» THE TASK
Tell how many lines include the string "acceso". Answer with a single number.

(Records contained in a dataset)
** start **

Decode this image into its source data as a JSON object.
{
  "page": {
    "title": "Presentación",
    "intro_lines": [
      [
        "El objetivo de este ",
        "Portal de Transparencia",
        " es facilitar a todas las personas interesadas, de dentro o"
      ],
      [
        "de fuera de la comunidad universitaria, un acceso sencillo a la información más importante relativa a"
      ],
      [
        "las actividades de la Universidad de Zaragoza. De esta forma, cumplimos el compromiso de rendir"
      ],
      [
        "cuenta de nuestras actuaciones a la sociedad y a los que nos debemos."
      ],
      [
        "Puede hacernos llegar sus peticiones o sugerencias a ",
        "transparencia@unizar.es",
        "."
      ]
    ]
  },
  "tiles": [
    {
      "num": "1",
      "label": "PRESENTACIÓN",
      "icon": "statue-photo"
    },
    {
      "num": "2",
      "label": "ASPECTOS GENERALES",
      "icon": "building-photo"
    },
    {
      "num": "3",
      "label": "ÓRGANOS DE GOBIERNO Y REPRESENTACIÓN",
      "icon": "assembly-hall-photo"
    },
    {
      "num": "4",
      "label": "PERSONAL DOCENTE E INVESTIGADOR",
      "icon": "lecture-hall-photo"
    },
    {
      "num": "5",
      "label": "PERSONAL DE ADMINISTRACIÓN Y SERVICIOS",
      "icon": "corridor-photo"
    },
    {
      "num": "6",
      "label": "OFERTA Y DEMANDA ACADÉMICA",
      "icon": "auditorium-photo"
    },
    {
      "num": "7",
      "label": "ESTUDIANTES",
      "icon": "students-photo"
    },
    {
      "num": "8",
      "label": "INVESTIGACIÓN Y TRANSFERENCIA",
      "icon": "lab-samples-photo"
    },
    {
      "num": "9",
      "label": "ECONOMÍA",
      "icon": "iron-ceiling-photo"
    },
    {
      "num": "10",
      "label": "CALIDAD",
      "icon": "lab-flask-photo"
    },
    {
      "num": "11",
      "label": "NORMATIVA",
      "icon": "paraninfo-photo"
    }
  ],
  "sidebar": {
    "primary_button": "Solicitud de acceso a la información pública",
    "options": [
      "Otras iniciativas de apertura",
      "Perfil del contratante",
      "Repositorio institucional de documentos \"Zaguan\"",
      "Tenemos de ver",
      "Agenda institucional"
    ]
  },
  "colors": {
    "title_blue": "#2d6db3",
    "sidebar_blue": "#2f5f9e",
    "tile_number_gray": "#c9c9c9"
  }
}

** end **

» FINISHED EXERCISE
2